== The task ==
Work out how many lines in the listing below include the word "предоставления". Give nothing but the number.

== Dataset entries ==
-------

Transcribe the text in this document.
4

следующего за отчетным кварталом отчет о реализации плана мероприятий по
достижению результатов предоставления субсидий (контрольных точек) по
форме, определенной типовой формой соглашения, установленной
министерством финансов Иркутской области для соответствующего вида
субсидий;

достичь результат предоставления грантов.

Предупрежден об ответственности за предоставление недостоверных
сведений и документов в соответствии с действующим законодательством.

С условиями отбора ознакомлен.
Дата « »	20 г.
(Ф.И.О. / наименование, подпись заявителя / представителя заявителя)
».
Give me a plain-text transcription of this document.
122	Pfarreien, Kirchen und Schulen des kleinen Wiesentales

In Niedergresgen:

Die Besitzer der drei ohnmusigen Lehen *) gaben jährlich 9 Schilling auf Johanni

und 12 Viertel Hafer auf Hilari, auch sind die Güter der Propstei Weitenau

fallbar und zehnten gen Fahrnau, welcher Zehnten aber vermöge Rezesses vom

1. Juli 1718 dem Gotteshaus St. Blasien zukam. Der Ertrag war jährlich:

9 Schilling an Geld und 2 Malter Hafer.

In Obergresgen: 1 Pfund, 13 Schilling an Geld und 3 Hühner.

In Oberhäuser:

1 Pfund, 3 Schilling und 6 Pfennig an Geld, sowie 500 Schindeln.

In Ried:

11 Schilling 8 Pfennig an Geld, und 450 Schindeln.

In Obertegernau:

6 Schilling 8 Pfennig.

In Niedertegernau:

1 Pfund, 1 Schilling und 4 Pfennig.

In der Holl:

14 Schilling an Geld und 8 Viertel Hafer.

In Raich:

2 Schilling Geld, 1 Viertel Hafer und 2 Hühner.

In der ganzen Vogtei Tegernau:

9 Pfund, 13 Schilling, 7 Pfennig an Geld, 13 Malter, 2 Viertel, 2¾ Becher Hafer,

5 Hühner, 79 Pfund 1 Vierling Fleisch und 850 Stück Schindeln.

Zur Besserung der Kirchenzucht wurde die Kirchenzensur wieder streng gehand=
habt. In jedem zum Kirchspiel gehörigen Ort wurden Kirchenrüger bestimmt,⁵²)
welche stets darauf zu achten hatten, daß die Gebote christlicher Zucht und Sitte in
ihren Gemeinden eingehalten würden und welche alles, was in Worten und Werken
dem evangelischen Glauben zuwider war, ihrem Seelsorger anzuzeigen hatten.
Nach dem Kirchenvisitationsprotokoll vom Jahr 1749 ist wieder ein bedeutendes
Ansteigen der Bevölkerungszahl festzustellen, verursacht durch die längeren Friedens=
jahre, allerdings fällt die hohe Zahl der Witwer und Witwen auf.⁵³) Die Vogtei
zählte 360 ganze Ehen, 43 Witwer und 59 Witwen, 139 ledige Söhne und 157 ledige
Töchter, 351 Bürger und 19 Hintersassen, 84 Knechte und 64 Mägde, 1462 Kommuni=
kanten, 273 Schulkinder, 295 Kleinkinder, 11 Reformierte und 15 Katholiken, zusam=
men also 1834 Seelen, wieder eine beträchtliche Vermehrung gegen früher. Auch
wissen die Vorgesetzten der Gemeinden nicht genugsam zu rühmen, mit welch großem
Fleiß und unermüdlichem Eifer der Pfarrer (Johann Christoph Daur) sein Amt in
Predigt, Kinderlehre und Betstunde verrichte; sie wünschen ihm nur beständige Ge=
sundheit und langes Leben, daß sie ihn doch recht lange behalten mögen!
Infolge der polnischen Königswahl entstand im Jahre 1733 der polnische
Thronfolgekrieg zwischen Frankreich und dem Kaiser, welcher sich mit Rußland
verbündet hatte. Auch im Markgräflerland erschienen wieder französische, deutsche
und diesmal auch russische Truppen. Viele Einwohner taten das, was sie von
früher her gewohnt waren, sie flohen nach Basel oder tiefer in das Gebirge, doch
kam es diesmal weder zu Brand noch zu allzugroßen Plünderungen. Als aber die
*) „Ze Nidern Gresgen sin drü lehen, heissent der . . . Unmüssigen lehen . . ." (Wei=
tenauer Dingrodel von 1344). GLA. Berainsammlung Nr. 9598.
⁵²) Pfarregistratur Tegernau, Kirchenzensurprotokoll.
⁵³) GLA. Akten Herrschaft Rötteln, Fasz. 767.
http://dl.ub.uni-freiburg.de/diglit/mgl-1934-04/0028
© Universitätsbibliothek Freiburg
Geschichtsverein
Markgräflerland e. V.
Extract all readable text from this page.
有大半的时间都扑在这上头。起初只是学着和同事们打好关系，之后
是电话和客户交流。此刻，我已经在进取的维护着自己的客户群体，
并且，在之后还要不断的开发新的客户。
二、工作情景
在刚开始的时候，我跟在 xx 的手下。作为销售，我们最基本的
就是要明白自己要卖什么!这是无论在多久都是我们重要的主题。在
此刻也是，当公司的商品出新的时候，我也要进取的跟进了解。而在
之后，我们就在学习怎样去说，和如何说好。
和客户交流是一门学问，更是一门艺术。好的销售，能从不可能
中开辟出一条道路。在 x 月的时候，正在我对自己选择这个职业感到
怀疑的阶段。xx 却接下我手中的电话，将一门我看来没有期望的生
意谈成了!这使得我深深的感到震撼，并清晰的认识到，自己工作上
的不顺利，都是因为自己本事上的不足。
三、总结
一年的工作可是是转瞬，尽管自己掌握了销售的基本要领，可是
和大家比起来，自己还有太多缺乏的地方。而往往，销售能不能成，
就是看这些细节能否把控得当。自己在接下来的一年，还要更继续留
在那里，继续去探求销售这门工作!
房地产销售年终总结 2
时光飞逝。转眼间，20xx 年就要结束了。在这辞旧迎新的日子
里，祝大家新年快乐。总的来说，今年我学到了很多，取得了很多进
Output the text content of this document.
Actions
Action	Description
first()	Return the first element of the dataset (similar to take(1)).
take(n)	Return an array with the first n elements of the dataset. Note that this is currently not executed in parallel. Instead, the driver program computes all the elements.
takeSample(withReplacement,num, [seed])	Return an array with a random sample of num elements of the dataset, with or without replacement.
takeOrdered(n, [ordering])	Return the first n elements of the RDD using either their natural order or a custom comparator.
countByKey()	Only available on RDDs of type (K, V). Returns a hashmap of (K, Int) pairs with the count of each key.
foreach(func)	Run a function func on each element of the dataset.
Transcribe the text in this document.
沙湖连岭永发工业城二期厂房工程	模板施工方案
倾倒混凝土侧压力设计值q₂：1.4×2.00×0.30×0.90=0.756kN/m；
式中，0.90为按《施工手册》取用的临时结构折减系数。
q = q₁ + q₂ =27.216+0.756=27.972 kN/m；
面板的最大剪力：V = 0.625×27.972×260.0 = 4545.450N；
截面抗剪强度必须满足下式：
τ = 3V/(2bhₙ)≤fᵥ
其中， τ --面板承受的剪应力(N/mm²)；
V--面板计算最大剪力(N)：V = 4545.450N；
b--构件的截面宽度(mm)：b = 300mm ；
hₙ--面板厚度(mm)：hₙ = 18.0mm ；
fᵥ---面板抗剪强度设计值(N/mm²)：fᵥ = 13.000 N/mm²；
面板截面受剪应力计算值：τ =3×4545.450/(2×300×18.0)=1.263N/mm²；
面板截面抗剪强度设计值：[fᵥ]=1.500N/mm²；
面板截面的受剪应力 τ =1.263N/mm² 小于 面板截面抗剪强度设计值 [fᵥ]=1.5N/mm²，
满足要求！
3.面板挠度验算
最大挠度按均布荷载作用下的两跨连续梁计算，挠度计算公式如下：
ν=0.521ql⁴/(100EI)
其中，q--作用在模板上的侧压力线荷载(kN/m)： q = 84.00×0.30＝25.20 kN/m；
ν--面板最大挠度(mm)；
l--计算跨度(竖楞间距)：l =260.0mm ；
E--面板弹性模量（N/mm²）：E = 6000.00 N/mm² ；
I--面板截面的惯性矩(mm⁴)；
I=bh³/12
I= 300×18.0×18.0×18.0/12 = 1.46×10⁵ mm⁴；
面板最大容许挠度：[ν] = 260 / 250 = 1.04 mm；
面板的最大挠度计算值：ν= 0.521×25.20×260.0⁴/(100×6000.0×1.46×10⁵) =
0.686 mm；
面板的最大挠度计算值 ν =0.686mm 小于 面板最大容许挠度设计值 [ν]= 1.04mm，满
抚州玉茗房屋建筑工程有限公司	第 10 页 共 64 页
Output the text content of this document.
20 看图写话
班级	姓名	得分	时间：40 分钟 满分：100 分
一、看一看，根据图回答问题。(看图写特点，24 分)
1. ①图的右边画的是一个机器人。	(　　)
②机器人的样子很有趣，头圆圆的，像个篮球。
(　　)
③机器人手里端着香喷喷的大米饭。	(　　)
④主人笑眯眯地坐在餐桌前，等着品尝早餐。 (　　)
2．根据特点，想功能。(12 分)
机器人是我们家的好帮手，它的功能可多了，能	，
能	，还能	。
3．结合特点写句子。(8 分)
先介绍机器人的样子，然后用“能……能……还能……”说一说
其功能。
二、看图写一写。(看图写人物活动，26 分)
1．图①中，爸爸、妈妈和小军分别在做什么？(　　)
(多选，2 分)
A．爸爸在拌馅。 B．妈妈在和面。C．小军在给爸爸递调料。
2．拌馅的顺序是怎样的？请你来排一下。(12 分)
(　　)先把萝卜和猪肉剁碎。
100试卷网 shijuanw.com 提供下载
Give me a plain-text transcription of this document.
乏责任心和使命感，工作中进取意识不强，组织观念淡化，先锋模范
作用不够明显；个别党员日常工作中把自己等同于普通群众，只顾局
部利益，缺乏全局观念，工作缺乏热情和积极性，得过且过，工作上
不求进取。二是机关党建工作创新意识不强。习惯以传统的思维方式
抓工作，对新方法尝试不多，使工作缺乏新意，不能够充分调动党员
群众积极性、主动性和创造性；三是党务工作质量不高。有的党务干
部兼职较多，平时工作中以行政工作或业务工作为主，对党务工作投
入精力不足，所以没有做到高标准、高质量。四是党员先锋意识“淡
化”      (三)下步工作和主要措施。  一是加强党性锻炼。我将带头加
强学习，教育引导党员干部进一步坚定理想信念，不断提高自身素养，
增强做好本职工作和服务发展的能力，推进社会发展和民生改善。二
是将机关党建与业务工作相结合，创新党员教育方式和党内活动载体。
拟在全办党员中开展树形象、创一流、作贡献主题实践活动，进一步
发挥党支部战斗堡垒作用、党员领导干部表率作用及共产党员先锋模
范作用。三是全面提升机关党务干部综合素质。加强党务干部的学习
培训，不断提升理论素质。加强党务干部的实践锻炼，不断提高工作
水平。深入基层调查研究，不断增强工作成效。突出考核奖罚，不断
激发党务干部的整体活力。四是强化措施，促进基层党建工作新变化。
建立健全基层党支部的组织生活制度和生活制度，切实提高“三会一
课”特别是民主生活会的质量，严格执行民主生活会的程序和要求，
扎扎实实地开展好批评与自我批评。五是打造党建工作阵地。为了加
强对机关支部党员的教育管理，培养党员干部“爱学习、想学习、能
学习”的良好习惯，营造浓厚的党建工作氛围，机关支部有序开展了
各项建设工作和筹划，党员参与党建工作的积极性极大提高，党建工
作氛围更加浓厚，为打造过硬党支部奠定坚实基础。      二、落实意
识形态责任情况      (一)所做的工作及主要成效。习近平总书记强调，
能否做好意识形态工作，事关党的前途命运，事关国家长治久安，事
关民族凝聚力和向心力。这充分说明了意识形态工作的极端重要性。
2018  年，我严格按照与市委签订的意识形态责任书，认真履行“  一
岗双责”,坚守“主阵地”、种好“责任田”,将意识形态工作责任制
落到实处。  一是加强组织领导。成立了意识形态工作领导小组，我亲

-------

== Response to the exercise ==
2